** START **
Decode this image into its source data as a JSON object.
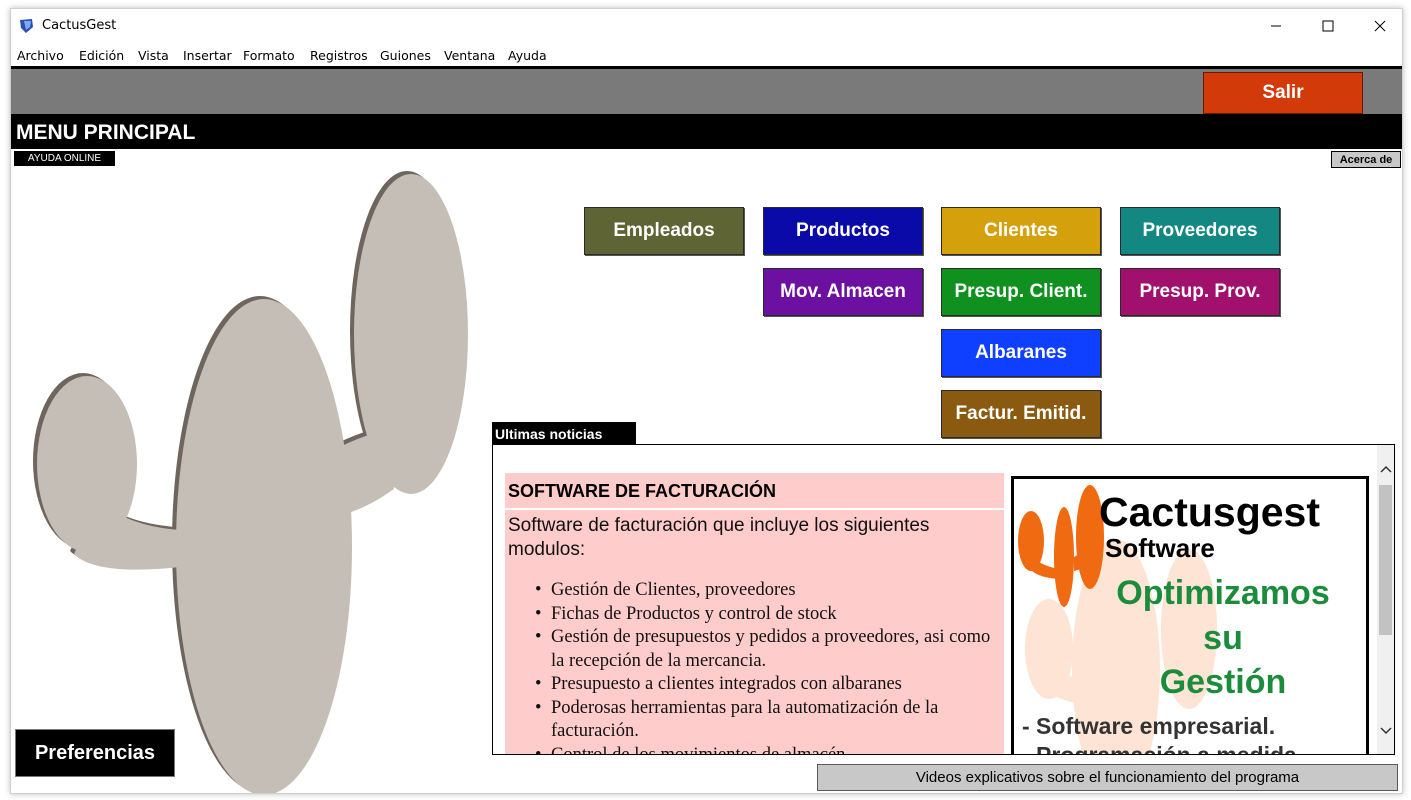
{
  "window": {
    "title": "CactusGest"
  },
  "menubar": {
    "items": [
      "Archivo",
      "Edición",
      "Vista",
      "Insertar",
      "Formato",
      "Registros",
      "Guiones",
      "Ventana",
      "Ayuda"
    ]
  },
  "toolbar": {
    "exit_label": "Salir"
  },
  "header": {
    "title": "MENU PRINCIPAL",
    "help_online": "AYUDA ONLINE",
    "about": "Acerca de"
  },
  "menu_buttons": {
    "empleados": "Empleados",
    "productos": "Productos",
    "clientes": "Clientes",
    "proveedores": "Proveedores",
    "mov_almacen": "Mov. Almacen",
    "presup_client": "Presup. Client.",
    "presup_prov": "Presup. Prov.",
    "albaranes": "Albaranes",
    "factur_emitid": "Factur. Emitid."
  },
  "colors": {
    "empleados": "#5f6435",
    "productos": "#0a0aa8",
    "clientes": "#d4a00c",
    "proveedores": "#138782",
    "mov_almacen": "#6b10a0",
    "presup_client": "#10901e",
    "presup_prov": "#a0106c",
    "albaranes": "#1040ff",
    "factur_emitid": "#8a5a10",
    "salir": "#d23a0a",
    "cactus": "#c5beb6"
  },
  "news": {
    "tab_label": "Ultimas noticias",
    "heading": "SOFTWARE DE FACTURACIÓN",
    "intro": "Software de facturación que incluye los siguientes modulos:",
    "items": [
      "Gestión de Clientes, proveedores",
      "Fichas de Productos y control de stock",
      "Gestión de presupuestos y pedidos a proveedores, asi como la recepción de la mercancia.",
      "Presupuesto a clientes integrados con albaranes",
      "Poderosas herramientas para la  automatización de la facturación.",
      "Control de los movimientos de almacén"
    ],
    "ad": {
      "brand": "Cactusgest",
      "software": "Software",
      "slogan_1": "Optimizamos",
      "slogan_2": "su",
      "slogan_3": "Gestión",
      "line_1": "- Software empresarial.",
      "line_2": "- Programación a medida"
    }
  },
  "footer": {
    "preferences": "Preferencias",
    "videos": "Videos explicativos sobre el funcionamiento del programa"
  }
}
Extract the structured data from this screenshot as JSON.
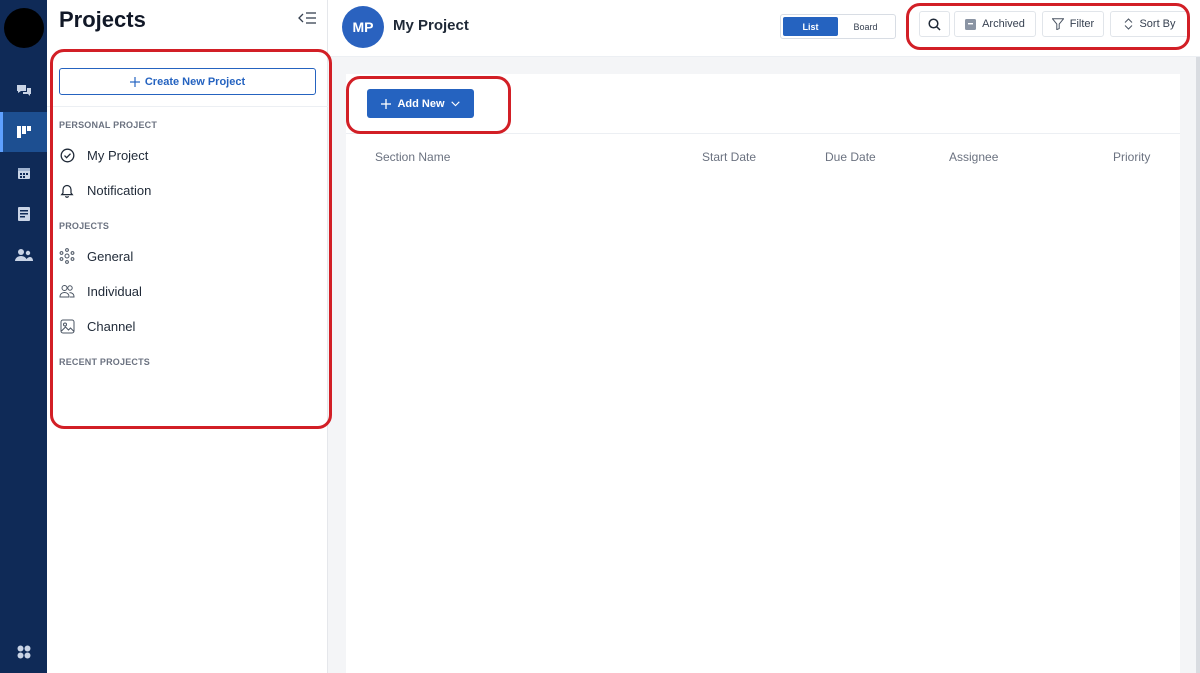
{
  "sidebar": {
    "title": "Projects",
    "create_button": "Create New Project",
    "sections": {
      "personal": "PERSONAL PROJECT",
      "projects": "PROJECTS",
      "recent": "RECENT PROJECTS"
    },
    "personal_items": [
      {
        "label": "My Project",
        "icon": "check-circle-icon"
      },
      {
        "label": "Notification",
        "icon": "bell-icon"
      }
    ],
    "project_items": [
      {
        "label": "General",
        "icon": "network-icon"
      },
      {
        "label": "Individual",
        "icon": "users-icon"
      },
      {
        "label": "Channel",
        "icon": "channel-icon"
      }
    ]
  },
  "rail": {
    "items": [
      "chat-icon",
      "board-icon",
      "calendar-icon",
      "notes-icon",
      "team-icon",
      "apps-icon"
    ],
    "active": "board-icon"
  },
  "header": {
    "avatar_initials": "MP",
    "project_name": "My Project",
    "view_toggle": {
      "list": "List",
      "board": "Board",
      "selected": "List"
    },
    "archived": "Archived",
    "filter": "Filter",
    "sort_by": "Sort By"
  },
  "main": {
    "add_new": "Add New",
    "columns": [
      "Section Name",
      "Start Date",
      "Due Date",
      "Assignee",
      "Priority"
    ]
  },
  "colors": {
    "rail": "#0f2a57",
    "primary": "#2563c0",
    "highlight": "#d21f26"
  }
}
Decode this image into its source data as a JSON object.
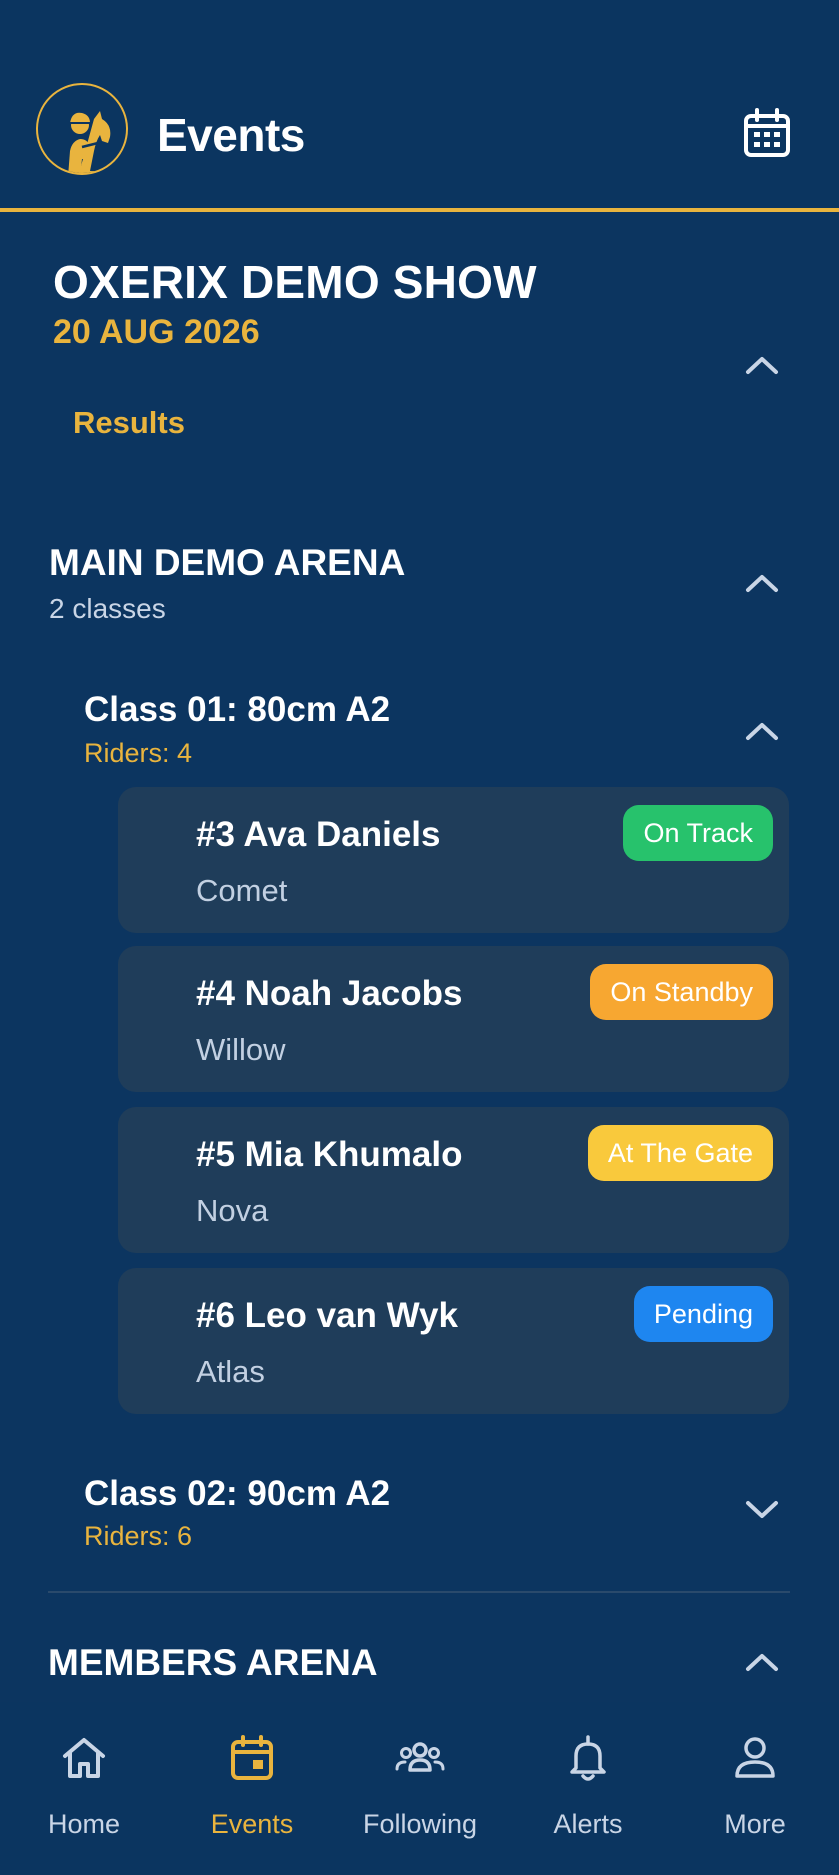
{
  "header": {
    "title": "Events",
    "logo_icon": "horse-rider-logo",
    "calendar_icon": "calendar-icon"
  },
  "event": {
    "name": "OXERIX DEMO SHOW",
    "date": "20 AUG 2026",
    "results_label": "Results",
    "expanded": true
  },
  "arena": {
    "name": "MAIN DEMO ARENA",
    "subtitle": "2 classes",
    "expanded": true
  },
  "class1": {
    "title": "Class 01: 80cm A2",
    "riders": "Riders: 4",
    "expanded": true
  },
  "riders": [
    {
      "name": "#3 Ava Daniels",
      "horse": "Comet",
      "status": "On Track",
      "status_color": "#27c26c",
      "text_color": "#ffffff"
    },
    {
      "name": "#4 Noah Jacobs",
      "horse": "Willow",
      "status": "On Standby",
      "status_color": "#f7a731",
      "text_color": "#ffffff"
    },
    {
      "name": "#5 Mia Khumalo",
      "horse": "Nova",
      "status": "At The Gate",
      "status_color": "#f9c93c",
      "text_color": "#ffffff"
    },
    {
      "name": "#6 Leo van Wyk",
      "horse": "Atlas",
      "status": "Pending",
      "status_color": "#1e86f0",
      "text_color": "#ffffff"
    }
  ],
  "class2": {
    "title": "Class 02: 90cm A2",
    "riders": "Riders: 6",
    "expanded": false
  },
  "arena2": {
    "name": "MEMBERS ARENA",
    "expanded": true
  },
  "nav": {
    "items": [
      {
        "label": "Home",
        "icon": "home-icon",
        "active": false
      },
      {
        "label": "Events",
        "icon": "calendar-icon",
        "active": true
      },
      {
        "label": "Following",
        "icon": "people-icon",
        "active": false
      },
      {
        "label": "Alerts",
        "icon": "bell-icon",
        "active": false
      },
      {
        "label": "More",
        "icon": "user-icon",
        "active": false
      }
    ]
  },
  "colors": {
    "background": "#0c3560",
    "accent": "#e9b43e",
    "card": "#1f3d5a"
  }
}
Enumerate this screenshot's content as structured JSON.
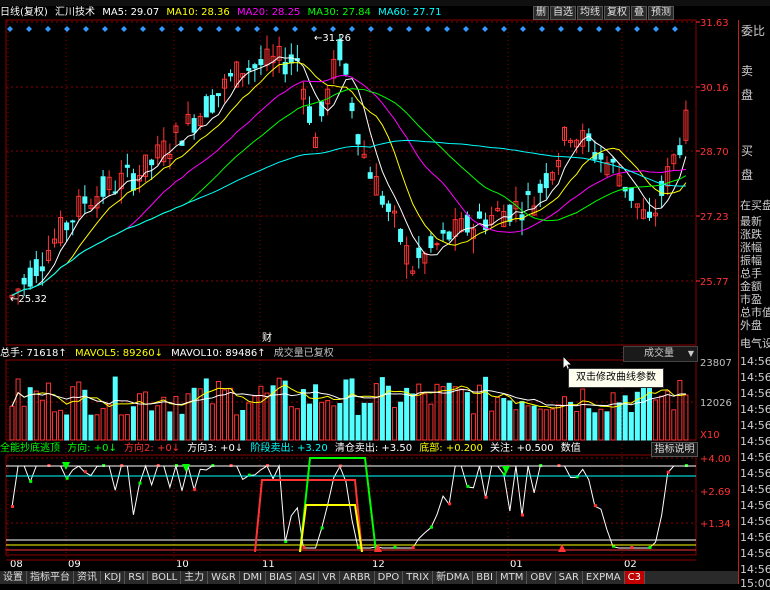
** END **
All of the material above needs to be restated exactly, with no pictures.

Decode this image into its source data as a JSON object.
{
  "window": {
    "title": "CactusGest"
  },
  "menubar": {
    "items": [
      "Archivo",
      "Edición",
      "Vista",
      "Insertar",
      "Formato",
      "Registros",
      "Guiones",
      "Ventana",
      "Ayuda"
    ]
  },
  "toolbar": {
    "exit_label": "Salir"
  },
  "header": {
    "title": "MENU PRINCIPAL",
    "help_online": "AYUDA ONLINE",
    "about": "Acerca de"
  },
  "menu_buttons": {
    "empleados": "Empleados",
    "productos": "Productos",
    "clientes": "Clientes",
    "proveedores": "Proveedores",
    "mov_almacen": "Mov. Almacen",
    "presup_client": "Presup. Client.",
    "presup_prov": "Presup. Prov.",
    "albaranes": "Albaranes",
    "factur_emitid": "Factur. Emitid."
  },
  "colors": {
    "empleados": "#5f6435",
    "productos": "#0a0aa8",
    "clientes": "#d4a00c",
    "proveedores": "#138782",
    "mov_almacen": "#6b10a0",
    "presup_client": "#10901e",
    "presup_prov": "#a0106c",
    "albaranes": "#1040ff",
    "factur_emitid": "#8a5a10",
    "salir": "#d23a0a",
    "cactus": "#c5beb6"
  },
  "news": {
    "tab_label": "Ultimas noticias",
    "heading": "SOFTWARE DE FACTURACIÓN",
    "intro": "Software de facturación que incluye los siguientes modulos:",
    "items": [
      "Gestión de Clientes, proveedores",
      "Fichas de Productos y control de stock",
      "Gestión de presupuestos y pedidos a proveedores, asi como la recepción de la mercancia.",
      "Presupuesto a clientes integrados con albaranes",
      "Poderosas herramientas para la  automatización de la facturación.",
      "Control de los movimientos de almacén"
    ],
    "ad": {
      "brand": "Cactusgest",
      "software": "Software",
      "slogan_1": "Optimizamos",
      "slogan_2": "su",
      "slogan_3": "Gestión",
      "line_1": "- Software empresarial.",
      "line_2": "- Programación a medida"
    }
  },
  "footer": {
    "preferences": "Preferencias",
    "videos": "Videos explicativos sobre el funcionamiento del programa"
  }
}
Extract the structured data from this screenshot as JSON.
{
  "sidebar": {
    "title": "Projects",
    "create_button": "Create New Project",
    "sections": {
      "personal": "PERSONAL PROJECT",
      "projects": "PROJECTS",
      "recent": "RECENT PROJECTS"
    },
    "personal_items": [
      {
        "label": "My Project",
        "icon": "check-circle-icon"
      },
      {
        "label": "Notification",
        "icon": "bell-icon"
      }
    ],
    "project_items": [
      {
        "label": "General",
        "icon": "network-icon"
      },
      {
        "label": "Individual",
        "icon": "users-icon"
      },
      {
        "label": "Channel",
        "icon": "channel-icon"
      }
    ]
  },
  "rail": {
    "items": [
      "chat-icon",
      "board-icon",
      "calendar-icon",
      "notes-icon",
      "team-icon",
      "apps-icon"
    ],
    "active": "board-icon"
  },
  "header": {
    "avatar_initials": "MP",
    "project_name": "My Project",
    "view_toggle": {
      "list": "List",
      "board": "Board",
      "selected": "List"
    },
    "archived": "Archived",
    "filter": "Filter",
    "sort_by": "Sort By"
  },
  "main": {
    "add_new": "Add New",
    "columns": [
      "Section Name",
      "Start Date",
      "Due Date",
      "Assignee",
      "Priority"
    ]
  },
  "colors": {
    "rail": "#0f2a57",
    "primary": "#2563c0",
    "highlight": "#d21f26"
  }
}
Decode this image into its source data as a JSON object.
{
  "header": {
    "title": "Events",
    "logo_icon": "horse-rider-logo",
    "calendar_icon": "calendar-icon"
  },
  "event": {
    "name": "OXERIX DEMO SHOW",
    "date": "20 AUG 2026",
    "results_label": "Results",
    "expanded": true
  },
  "arena": {
    "name": "MAIN DEMO ARENA",
    "subtitle": "2 classes",
    "expanded": true
  },
  "class1": {
    "title": "Class 01: 80cm A2",
    "riders": "Riders: 4",
    "expanded": true
  },
  "riders": [
    {
      "name": "#3 Ava Daniels",
      "horse": "Comet",
      "status": "On Track",
      "status_color": "#27c26c",
      "text_color": "#ffffff"
    },
    {
      "name": "#4 Noah Jacobs",
      "horse": "Willow",
      "status": "On Standby",
      "status_color": "#f7a731",
      "text_color": "#ffffff"
    },
    {
      "name": "#5 Mia Khumalo",
      "horse": "Nova",
      "status": "At The Gate",
      "status_color": "#f9c93c",
      "text_color": "#ffffff"
    },
    {
      "name": "#6 Leo van Wyk",
      "horse": "Atlas",
      "status": "Pending",
      "status_color": "#1e86f0",
      "text_color": "#ffffff"
    }
  ],
  "class2": {
    "title": "Class 02: 90cm A2",
    "riders": "Riders: 6",
    "expanded": false
  },
  "arena2": {
    "name": "MEMBERS ARENA",
    "expanded": true
  },
  "nav": {
    "items": [
      {
        "label": "Home",
        "icon": "home-icon",
        "active": false
      },
      {
        "label": "Events",
        "icon": "calendar-icon",
        "active": true
      },
      {
        "label": "Following",
        "icon": "people-icon",
        "active": false
      },
      {
        "label": "Alerts",
        "icon": "bell-icon",
        "active": false
      },
      {
        "label": "More",
        "icon": "user-icon",
        "active": false
      }
    ]
  },
  "colors": {
    "background": "#0c3560",
    "accent": "#e9b43e",
    "card": "#1f3d5a"
  }
}
Enumerate this screenshot's content as structured JSON.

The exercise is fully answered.